## [TEXT PASSAGE]
Art Commission ponders second 9/11 memorial in two years

The 9/11 memorial, titled Mending Liberty, is the brainchild of Steve Saymon, a local first responder to the disaster, and Jeffrey Little, a contractor and the designer of the work, which is planned to be near the main entrance of Franklin Square.

The Philadelphia Art Commission was not exactly bowled over by a second proposed 9/11 Memorial, as Plan Philly reports.

“I'm a little disappointed,” said chair and artist Moe Brooker, “that this seems rather small in comparison to the power of the day.”

The planned memorial for Franklin Square, first reported by The Inquirer’s Stephan Salisbury, is the project of first responder Steve Saymon and contractor Jeffrey Little. The proposed "Mending Liberty" memorial features a replica of the Liberty Bell suspended between a replica of the Twin Towers, with remnants from all three crash sites.

## [REQUIRED TASK A]
Convert the records, from their first line through the line containing "list-item[interactable]: files 24-10-27", into a Markdown table with the columns Index and Entry. Place each line's position in Index and the line itself in Entry, and omit any blank lines.

## [AVAILABLE RECORDS]
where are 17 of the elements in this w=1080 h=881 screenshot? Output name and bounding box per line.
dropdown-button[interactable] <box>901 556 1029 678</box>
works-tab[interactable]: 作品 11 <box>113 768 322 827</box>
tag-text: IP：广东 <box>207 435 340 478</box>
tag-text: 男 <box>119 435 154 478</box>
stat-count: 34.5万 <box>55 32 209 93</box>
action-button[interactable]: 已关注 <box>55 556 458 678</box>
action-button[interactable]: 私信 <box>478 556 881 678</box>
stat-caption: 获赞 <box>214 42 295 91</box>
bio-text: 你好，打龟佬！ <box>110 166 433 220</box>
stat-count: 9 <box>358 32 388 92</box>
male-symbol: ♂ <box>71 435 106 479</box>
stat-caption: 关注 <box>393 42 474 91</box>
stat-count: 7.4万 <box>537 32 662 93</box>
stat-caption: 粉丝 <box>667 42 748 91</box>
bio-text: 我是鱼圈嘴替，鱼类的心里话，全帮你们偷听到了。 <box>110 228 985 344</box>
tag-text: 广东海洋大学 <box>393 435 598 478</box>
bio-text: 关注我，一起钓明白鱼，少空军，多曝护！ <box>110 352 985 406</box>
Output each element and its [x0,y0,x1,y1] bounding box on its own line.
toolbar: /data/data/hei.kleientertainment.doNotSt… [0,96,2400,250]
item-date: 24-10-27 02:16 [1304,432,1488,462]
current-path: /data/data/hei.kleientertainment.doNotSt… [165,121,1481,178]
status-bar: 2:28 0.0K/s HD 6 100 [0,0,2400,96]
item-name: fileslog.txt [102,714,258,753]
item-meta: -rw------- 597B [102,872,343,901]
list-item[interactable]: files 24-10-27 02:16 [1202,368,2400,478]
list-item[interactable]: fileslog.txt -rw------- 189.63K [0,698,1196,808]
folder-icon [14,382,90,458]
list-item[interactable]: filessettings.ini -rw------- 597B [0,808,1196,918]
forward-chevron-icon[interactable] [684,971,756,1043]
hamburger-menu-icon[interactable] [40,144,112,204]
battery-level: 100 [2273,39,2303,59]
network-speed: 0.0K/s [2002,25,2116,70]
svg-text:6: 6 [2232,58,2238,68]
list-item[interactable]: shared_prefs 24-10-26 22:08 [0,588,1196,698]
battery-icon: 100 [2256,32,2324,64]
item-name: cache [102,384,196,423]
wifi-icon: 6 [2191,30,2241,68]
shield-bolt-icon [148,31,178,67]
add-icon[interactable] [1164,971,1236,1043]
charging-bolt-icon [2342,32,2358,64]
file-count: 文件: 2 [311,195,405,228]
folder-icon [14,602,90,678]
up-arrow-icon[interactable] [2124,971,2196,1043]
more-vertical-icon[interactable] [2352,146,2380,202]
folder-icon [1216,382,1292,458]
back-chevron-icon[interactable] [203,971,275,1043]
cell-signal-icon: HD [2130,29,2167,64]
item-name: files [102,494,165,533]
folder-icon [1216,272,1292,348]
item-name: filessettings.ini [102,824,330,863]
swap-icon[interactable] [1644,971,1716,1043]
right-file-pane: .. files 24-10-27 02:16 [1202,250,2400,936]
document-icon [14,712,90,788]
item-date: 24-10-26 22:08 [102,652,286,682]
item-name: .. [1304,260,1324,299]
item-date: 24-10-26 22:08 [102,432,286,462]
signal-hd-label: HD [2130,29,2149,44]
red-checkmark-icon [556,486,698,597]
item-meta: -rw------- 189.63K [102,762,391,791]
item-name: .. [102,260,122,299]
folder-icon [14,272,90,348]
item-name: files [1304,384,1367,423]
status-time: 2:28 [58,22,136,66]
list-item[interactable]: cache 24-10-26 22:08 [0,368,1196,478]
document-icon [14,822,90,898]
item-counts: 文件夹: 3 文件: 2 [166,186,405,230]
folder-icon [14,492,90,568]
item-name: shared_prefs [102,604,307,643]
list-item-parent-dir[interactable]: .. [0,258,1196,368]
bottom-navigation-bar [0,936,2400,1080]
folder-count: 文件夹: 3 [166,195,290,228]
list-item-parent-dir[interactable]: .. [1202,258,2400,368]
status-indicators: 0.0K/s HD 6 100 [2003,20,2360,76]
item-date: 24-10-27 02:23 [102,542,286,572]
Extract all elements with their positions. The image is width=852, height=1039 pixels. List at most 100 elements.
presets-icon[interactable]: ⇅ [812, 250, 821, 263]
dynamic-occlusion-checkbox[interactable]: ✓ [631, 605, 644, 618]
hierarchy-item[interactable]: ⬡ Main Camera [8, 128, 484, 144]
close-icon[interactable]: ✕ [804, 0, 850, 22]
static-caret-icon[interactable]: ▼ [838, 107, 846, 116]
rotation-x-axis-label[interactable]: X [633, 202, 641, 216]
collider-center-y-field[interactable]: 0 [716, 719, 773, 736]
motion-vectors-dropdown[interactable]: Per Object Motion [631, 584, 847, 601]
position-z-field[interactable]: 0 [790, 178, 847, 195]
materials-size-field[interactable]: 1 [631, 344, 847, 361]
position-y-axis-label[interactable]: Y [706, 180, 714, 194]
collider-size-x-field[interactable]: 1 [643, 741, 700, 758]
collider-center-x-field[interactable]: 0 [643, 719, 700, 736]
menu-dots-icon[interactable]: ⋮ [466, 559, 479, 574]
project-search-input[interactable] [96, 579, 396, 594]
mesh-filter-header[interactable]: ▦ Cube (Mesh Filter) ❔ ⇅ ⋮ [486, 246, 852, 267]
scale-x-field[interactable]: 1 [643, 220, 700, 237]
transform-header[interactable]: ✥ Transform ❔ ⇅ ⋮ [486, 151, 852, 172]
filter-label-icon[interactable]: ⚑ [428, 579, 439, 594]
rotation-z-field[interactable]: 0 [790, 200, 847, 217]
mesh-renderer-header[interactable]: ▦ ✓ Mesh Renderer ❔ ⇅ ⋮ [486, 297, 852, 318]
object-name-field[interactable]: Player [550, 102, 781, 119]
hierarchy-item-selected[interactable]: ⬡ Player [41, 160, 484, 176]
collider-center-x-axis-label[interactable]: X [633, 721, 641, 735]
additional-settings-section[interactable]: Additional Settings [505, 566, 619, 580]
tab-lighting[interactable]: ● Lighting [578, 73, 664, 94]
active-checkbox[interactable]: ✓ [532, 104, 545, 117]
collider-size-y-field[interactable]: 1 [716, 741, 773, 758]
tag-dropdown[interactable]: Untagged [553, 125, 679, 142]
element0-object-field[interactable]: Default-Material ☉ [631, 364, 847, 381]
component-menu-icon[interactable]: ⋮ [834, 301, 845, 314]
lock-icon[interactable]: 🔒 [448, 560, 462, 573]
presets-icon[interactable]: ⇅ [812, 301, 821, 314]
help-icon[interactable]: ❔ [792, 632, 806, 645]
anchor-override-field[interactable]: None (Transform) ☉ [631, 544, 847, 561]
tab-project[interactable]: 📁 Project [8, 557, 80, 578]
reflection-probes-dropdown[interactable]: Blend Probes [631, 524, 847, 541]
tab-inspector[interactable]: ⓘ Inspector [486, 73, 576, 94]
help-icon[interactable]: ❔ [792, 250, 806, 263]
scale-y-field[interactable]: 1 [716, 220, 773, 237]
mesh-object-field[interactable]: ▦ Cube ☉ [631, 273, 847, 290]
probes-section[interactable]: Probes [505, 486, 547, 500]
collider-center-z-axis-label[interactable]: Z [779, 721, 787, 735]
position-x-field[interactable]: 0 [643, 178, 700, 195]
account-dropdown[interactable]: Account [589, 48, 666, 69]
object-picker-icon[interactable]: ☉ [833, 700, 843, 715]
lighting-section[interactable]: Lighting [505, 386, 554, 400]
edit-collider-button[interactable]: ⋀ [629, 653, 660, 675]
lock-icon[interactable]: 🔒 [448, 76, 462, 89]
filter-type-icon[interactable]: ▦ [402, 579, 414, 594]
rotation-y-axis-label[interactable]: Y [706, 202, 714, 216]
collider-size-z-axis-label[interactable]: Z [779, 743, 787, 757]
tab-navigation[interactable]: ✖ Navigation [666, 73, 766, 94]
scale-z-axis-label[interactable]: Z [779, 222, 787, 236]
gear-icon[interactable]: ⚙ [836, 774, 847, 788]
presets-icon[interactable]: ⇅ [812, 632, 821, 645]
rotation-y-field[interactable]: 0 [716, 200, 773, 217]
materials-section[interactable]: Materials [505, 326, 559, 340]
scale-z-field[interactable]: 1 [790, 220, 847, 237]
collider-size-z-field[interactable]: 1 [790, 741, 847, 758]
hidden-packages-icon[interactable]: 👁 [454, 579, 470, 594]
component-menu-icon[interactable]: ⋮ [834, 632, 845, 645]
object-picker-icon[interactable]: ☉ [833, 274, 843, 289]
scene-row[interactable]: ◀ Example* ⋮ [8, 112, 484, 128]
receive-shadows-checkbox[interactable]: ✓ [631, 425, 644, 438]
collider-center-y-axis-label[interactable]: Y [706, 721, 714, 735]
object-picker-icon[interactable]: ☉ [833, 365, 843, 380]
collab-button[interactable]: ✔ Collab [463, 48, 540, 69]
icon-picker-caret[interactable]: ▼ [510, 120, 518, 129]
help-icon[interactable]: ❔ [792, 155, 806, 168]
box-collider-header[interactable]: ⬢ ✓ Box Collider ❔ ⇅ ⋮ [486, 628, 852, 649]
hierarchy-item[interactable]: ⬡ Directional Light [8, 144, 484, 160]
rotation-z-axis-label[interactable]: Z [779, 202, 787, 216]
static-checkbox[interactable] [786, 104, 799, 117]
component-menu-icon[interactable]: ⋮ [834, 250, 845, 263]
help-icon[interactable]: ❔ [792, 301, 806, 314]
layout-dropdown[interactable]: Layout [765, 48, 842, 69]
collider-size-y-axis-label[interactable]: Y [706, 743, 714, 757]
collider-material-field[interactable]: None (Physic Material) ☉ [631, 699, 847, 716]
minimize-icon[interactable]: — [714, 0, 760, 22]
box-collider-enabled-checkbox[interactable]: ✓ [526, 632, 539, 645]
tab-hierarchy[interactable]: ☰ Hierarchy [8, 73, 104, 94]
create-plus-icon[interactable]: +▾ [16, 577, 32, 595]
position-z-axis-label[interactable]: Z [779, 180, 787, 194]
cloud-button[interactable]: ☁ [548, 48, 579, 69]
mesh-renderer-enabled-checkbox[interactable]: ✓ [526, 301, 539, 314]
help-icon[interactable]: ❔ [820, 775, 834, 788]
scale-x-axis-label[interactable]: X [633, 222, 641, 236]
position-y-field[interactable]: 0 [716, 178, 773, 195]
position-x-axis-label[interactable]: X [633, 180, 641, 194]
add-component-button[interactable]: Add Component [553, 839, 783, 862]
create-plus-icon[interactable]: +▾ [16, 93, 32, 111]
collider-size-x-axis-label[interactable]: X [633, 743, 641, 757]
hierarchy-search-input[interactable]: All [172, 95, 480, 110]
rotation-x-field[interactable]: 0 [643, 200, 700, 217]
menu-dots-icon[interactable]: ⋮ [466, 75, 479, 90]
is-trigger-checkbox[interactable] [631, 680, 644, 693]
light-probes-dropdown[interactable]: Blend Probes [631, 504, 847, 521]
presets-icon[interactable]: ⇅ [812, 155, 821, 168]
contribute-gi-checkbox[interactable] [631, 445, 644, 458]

## [REQUIRED TASK B]
Summarize the memorial article in two sentences.

## [FULL RESPONSE A]
| Index | Entry |
|---|---|
| 1 | where are 17 of the elements in this w=1080 h=881 screenshot? Output name and bounding box per line. |
| 2 | dropdown-button[interactable] <box>901 556 1029 678</box> |
| 3 | works-tab[interactable]: 作品 11 <box>113 768 322 827</box> |
| 4 | tag-text: IP：广东 <box>207 435 340 478</box> |
| 5 | tag-text: 男 <box>119 435 154 478</box> |
| 6 | stat-count: 34.5万 <box>55 32 209 93</box> |
| 7 | action-button[interactable]: 已关注 <box>55 556 458 678</box> |
| 8 | action-button[interactable]: 私信 <box>478 556 881 678</box> |
| 9 | stat-caption: 获赞 <box>214 42 295 91</box> |
| 10 | bio-text: 你好，打龟佬！ <box>110 166 433 220</box> |
| 11 | stat-count: 9 <box>358 32 388 92</box> |
| 12 | male-symbol: ♂ <box>71 435 106 479</box> |
| 13 | stat-caption: 关注 <box>393 42 474 91</box> |
| 14 | stat-count: 7.4万 <box>537 32 662 93</box> |
| 15 | stat-caption: 粉丝 <box>667 42 748 91</box> |
| 16 | bio-text: 我是鱼圈嘴替，鱼类的心里话，全帮你们偷听到了。 <box>110 228 985 344</box> |
| 17 | tag-text: 广东海洋大学 <box>393 435 598 478</box> |
| 18 | bio-text: 关注我，一起钓明白鱼，少空军，多曝护！ <box>110 352 985 406</box> |
| 19 | Output each element and its [x0,y0,x1,y1] bounding box on its own line. |
| 20 | toolbar: /data/data/hei.kleientertainment.doNotSt… [0,96,2400,250] |
| 21 | item-date: 24-10-27 02:16 [1304,432,1488,462] |
| 22 | current-path: /data/data/hei.kleientertainment.doNotSt… [165,121,1481,178] |
| 23 | status-bar: 2:28 0.0K/s HD 6 100 [0,0,2400,96] |
| 24 | item-name: fileslog.txt [102,714,258,753] |
| 25 | item-meta: -rw------- 597B [102,872,343,901] |
| 26 | list-item[interactable]: files 24-10-27 02:16 [1202,368,2400,478] |

## [FULL RESPONSE B]
The Philadelphia Art Commission was not impressed by a second proposed 9/11 memorial, "Mending Liberty," which first responder Steve Saymon and contractor Jeffrey Little plan for near the main entrance of Franklin Square. It would feature a replica of the Liberty Bell suspended between a replica of the Twin Towers, with remnants from all three crash sites, yet chair Moe Brooker said he was disappointed that it seemed rather small in comparison to the power of the day.